__Exercise description__
Set down each line of the data below exactly as it stands, dropping the pictures.

━━ Material provided ━━

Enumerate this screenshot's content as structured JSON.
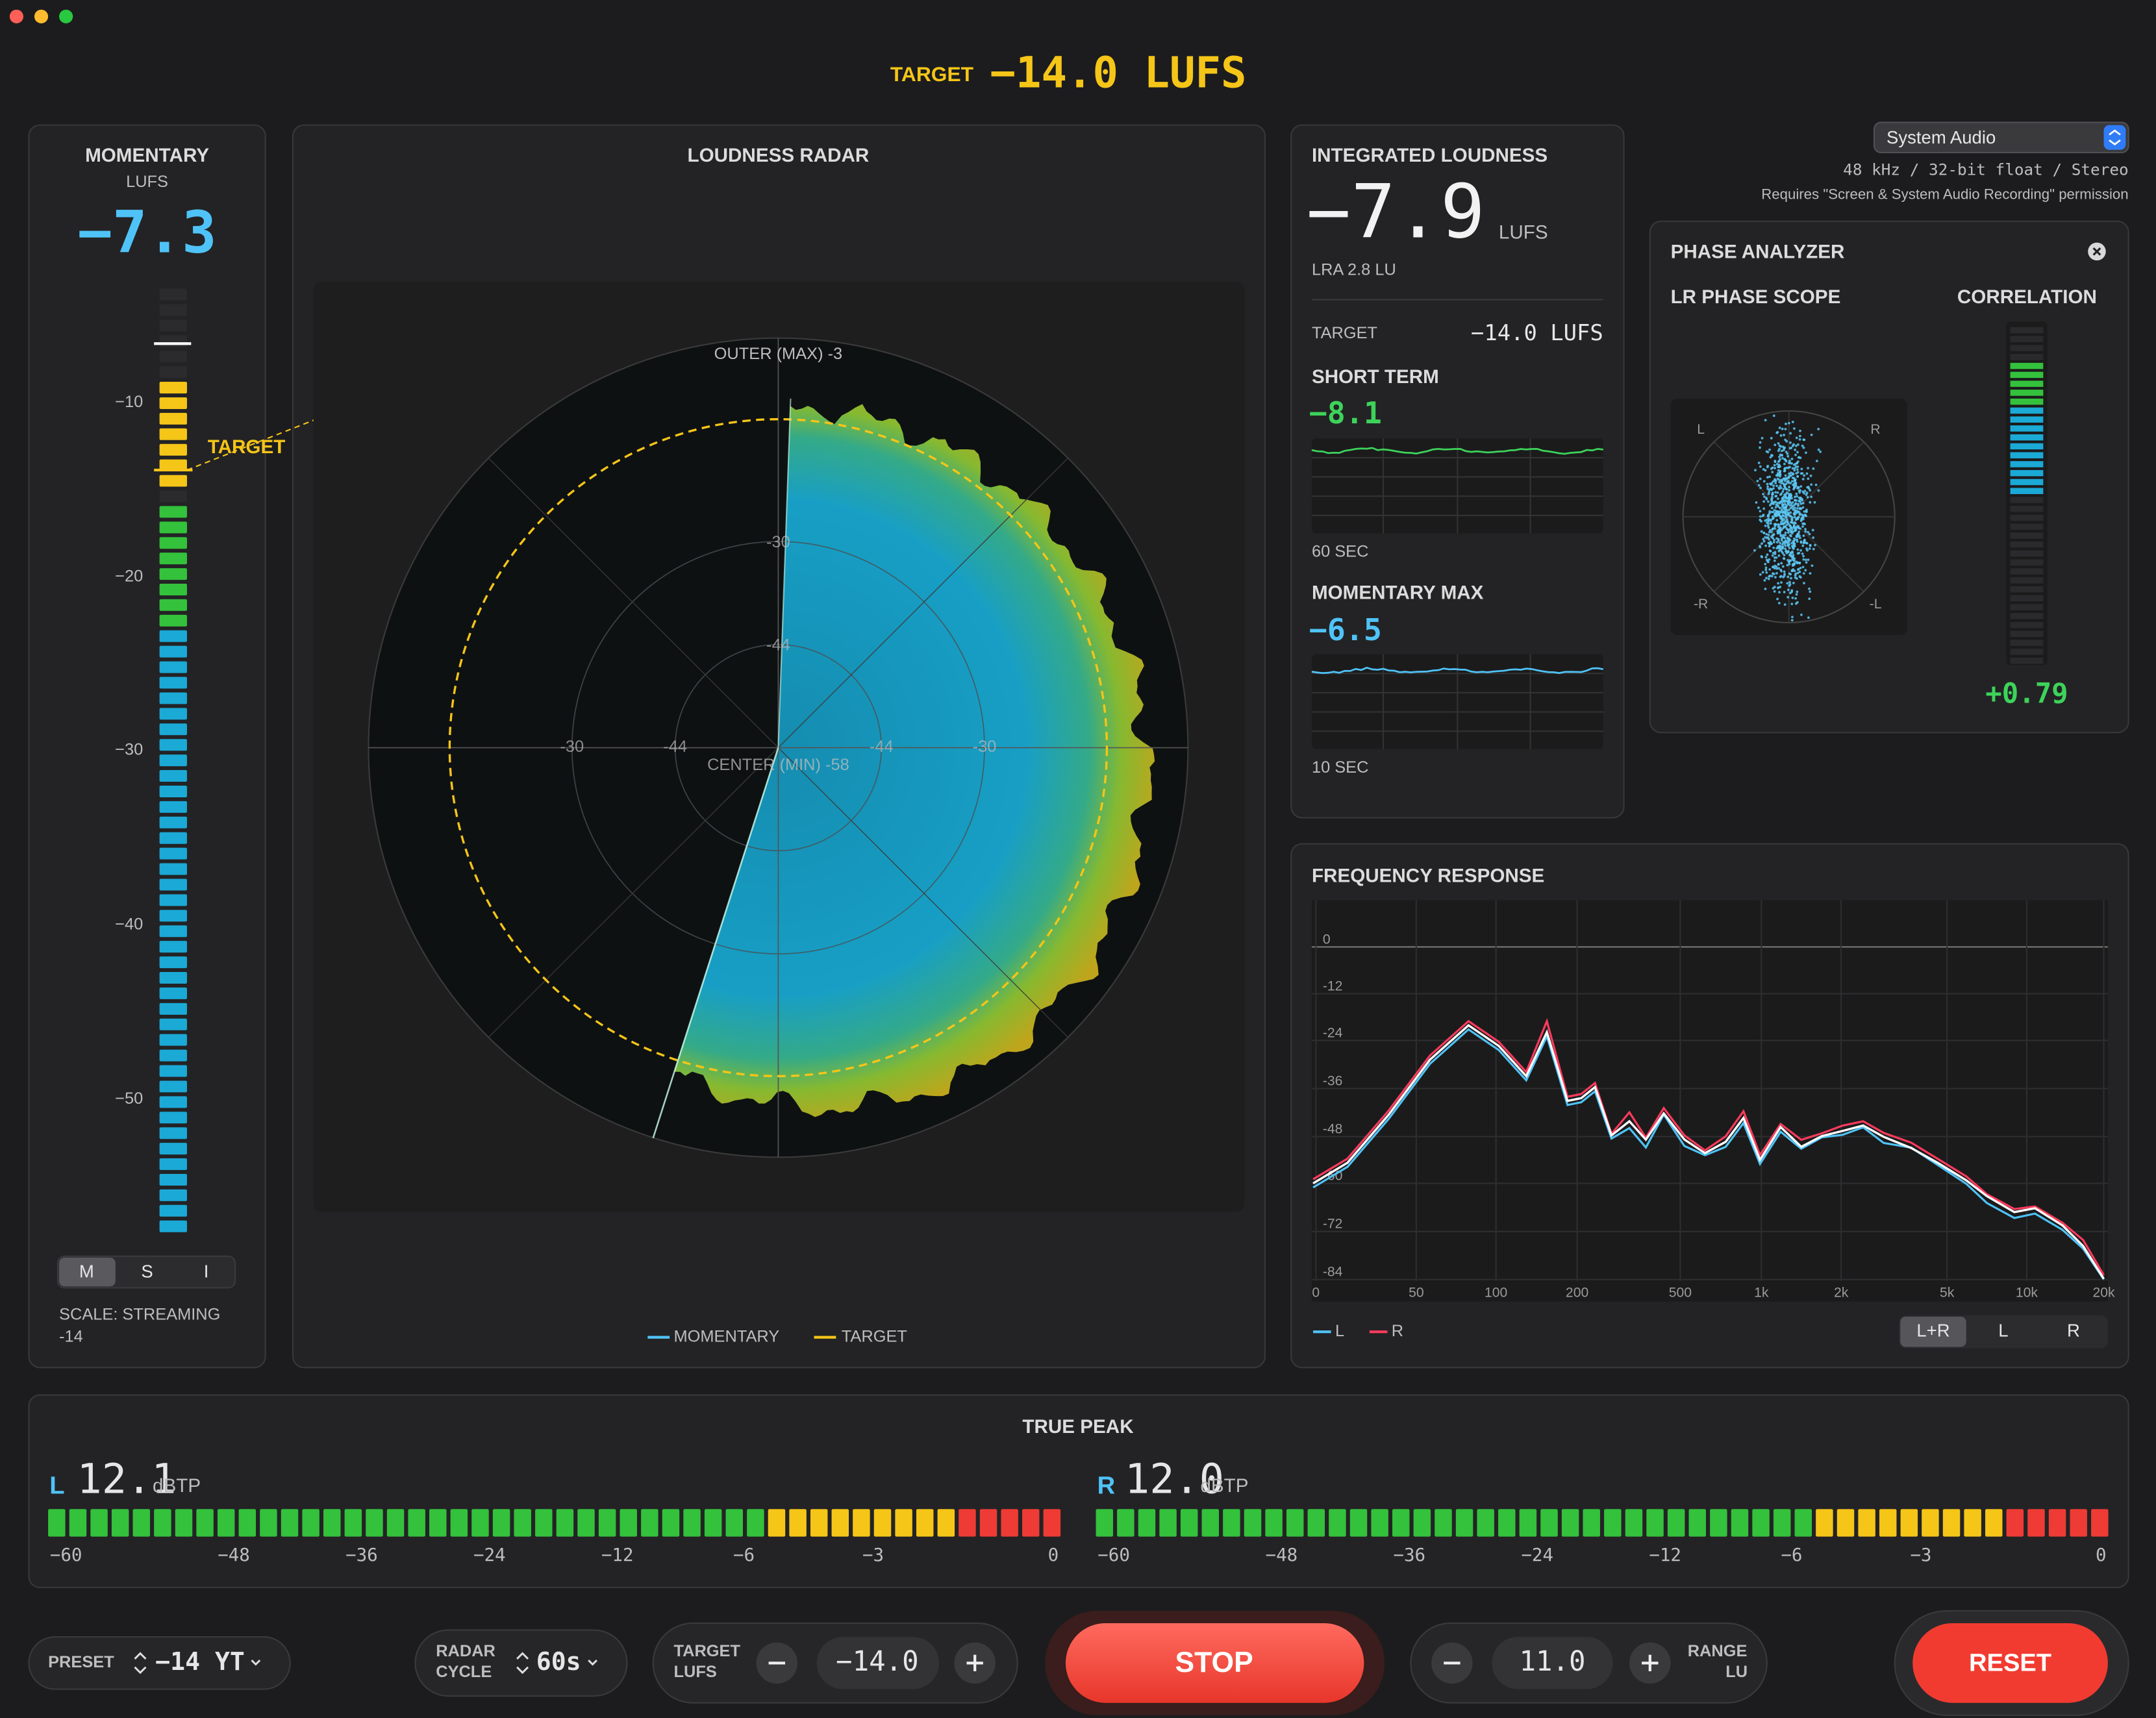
{
  "header": {
    "target_label": "TARGET",
    "target_value": "−14.0 LUFS"
  },
  "momentary": {
    "title": "MOMENTARY",
    "unit": "LUFS",
    "value": "−7.3",
    "scale_labels": [
      "−10",
      "−20",
      "−30",
      "−40",
      "−50"
    ],
    "target_label": "TARGET",
    "modes": [
      "M",
      "S",
      "I"
    ],
    "scale_note": "SCALE: STREAMING",
    "scale_value": "-14"
  },
  "radar": {
    "title": "LOUDNESS RADAR",
    "outer_label": "OUTER (MAX) -3",
    "center_label": "CENTER (MIN) -58",
    "ring_labels": [
      "-30",
      "-44",
      "-30",
      "-44",
      "-44",
      "-30"
    ],
    "legend": [
      "MOMENTARY",
      "TARGET"
    ]
  },
  "integrated": {
    "title": "INTEGRATED LOUDNESS",
    "value": "−7.9",
    "unit": "LUFS",
    "lra": "LRA 2.8 LU",
    "target_label": "TARGET",
    "target_value": "−14.0 LUFS",
    "short_term_title": "SHORT TERM",
    "short_term_value": "−8.1",
    "short_term_window": "60 SEC",
    "momentary_max_title": "MOMENTARY MAX",
    "momentary_max_value": "−6.5",
    "momentary_max_window": "10 SEC"
  },
  "source": {
    "device": "System Audio",
    "format": "48 kHz / 32-bit float / Stereo",
    "note": "Requires \"Screen & System Audio Recording\" permission"
  },
  "phase": {
    "title": "PHASE ANALYZER",
    "scope_title": "LR PHASE SCOPE",
    "correlation_title": "CORRELATION",
    "scope_labels": [
      "L",
      "R",
      "-R",
      "-L"
    ],
    "correlation_value": "+0.79"
  },
  "frequency": {
    "title": "FREQUENCY RESPONSE",
    "y_labels": [
      "0",
      "-12",
      "-24",
      "-36",
      "-48",
      "-60",
      "-72",
      "-84"
    ],
    "x_labels": [
      "0",
      "50",
      "100",
      "200",
      "500",
      "1k",
      "2k",
      "5k",
      "10k",
      "20k"
    ],
    "legend": [
      "L",
      "R"
    ],
    "tabs": [
      "L+R",
      "L",
      "R"
    ]
  },
  "true_peak": {
    "title": "TRUE PEAK",
    "channels": [
      {
        "name": "L",
        "value": "12.1",
        "unit": "dBTP"
      },
      {
        "name": "R",
        "value": "12.0",
        "unit": "dBTP"
      }
    ],
    "scale": [
      "−60",
      "−48",
      "−36",
      "−24",
      "−12",
      "−6",
      "−3",
      "0"
    ]
  },
  "controls": {
    "preset_label": "PRESET",
    "preset_value": "−14 YT",
    "radar_cycle_label": [
      "RADAR",
      "CYCLE"
    ],
    "radar_cycle_value": "60s",
    "target_label": [
      "TARGET",
      "LUFS"
    ],
    "target_value": "−14.0",
    "stop": "STOP",
    "range_value": "11.0",
    "range_label": [
      "RANGE",
      "LU"
    ],
    "reset": "RESET"
  }
}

━━━

__Task output__
Enumerate this screenshot's content as structured JSON.
{
  "header": {
    "target_label": "TARGET",
    "target_value": "−14.0 LUFS"
  },
  "momentary": {
    "title": "MOMENTARY",
    "unit": "LUFS",
    "value": "−7.3",
    "scale_labels": [
      "−10",
      "−20",
      "−30",
      "−40",
      "−50"
    ],
    "target_label": "TARGET",
    "modes": [
      "M",
      "S",
      "I"
    ],
    "scale_note": "SCALE: STREAMING",
    "scale_value": "-14"
  },
  "radar": {
    "title": "LOUDNESS RADAR",
    "outer_label": "OUTER (MAX) -3",
    "center_label": "CENTER (MIN) -58",
    "ring_labels": [
      "-30",
      "-44",
      "-30",
      "-44",
      "-44",
      "-30"
    ],
    "legend": [
      "MOMENTARY",
      "TARGET"
    ]
  },
  "integrated": {
    "title": "INTEGRATED LOUDNESS",
    "value": "−7.9",
    "unit": "LUFS",
    "lra": "LRA 2.8 LU",
    "target_label": "TARGET",
    "target_value": "−14.0 LUFS",
    "short_term_title": "SHORT TERM",
    "short_term_value": "−8.1",
    "short_term_window": "60 SEC",
    "momentary_max_title": "MOMENTARY MAX",
    "momentary_max_value": "−6.5",
    "momentary_max_window": "10 SEC"
  },
  "source": {
    "device": "System Audio",
    "format": "48 kHz / 32-bit float / Stereo",
    "note": "Requires \"Screen & System Audio Recording\" permission"
  },
  "phase": {
    "title": "PHASE ANALYZER",
    "scope_title": "LR PHASE SCOPE",
    "correlation_title": "CORRELATION",
    "scope_labels": [
      "L",
      "R",
      "-R",
      "-L"
    ],
    "correlation_value": "+0.79"
  },
  "frequency": {
    "title": "FREQUENCY RESPONSE",
    "y_labels": [
      "0",
      "-12",
      "-24",
      "-36",
      "-48",
      "-60",
      "-72",
      "-84"
    ],
    "x_labels": [
      "0",
      "50",
      "100",
      "200",
      "500",
      "1k",
      "2k",
      "5k",
      "10k",
      "20k"
    ],
    "legend": [
      "L",
      "R"
    ],
    "tabs": [
      "L+R",
      "L",
      "R"
    ]
  },
  "true_peak": {
    "title": "TRUE PEAK",
    "channels": [
      {
        "name": "L",
        "value": "12.1",
        "unit": "dBTP"
      },
      {
        "name": "R",
        "value": "12.0",
        "unit": "dBTP"
      }
    ],
    "scale": [
      "−60",
      "−48",
      "−36",
      "−24",
      "−12",
      "−6",
      "−3",
      "0"
    ]
  },
  "controls": {
    "preset_label": "PRESET",
    "preset_value": "−14 YT",
    "radar_cycle_label": [
      "RADAR",
      "CYCLE"
    ],
    "radar_cycle_value": "60s",
    "target_label": [
      "TARGET",
      "LUFS"
    ],
    "target_value": "−14.0",
    "stop": "STOP",
    "range_value": "11.0",
    "range_label": [
      "RANGE",
      "LU"
    ],
    "reset": "RESET"
  }
}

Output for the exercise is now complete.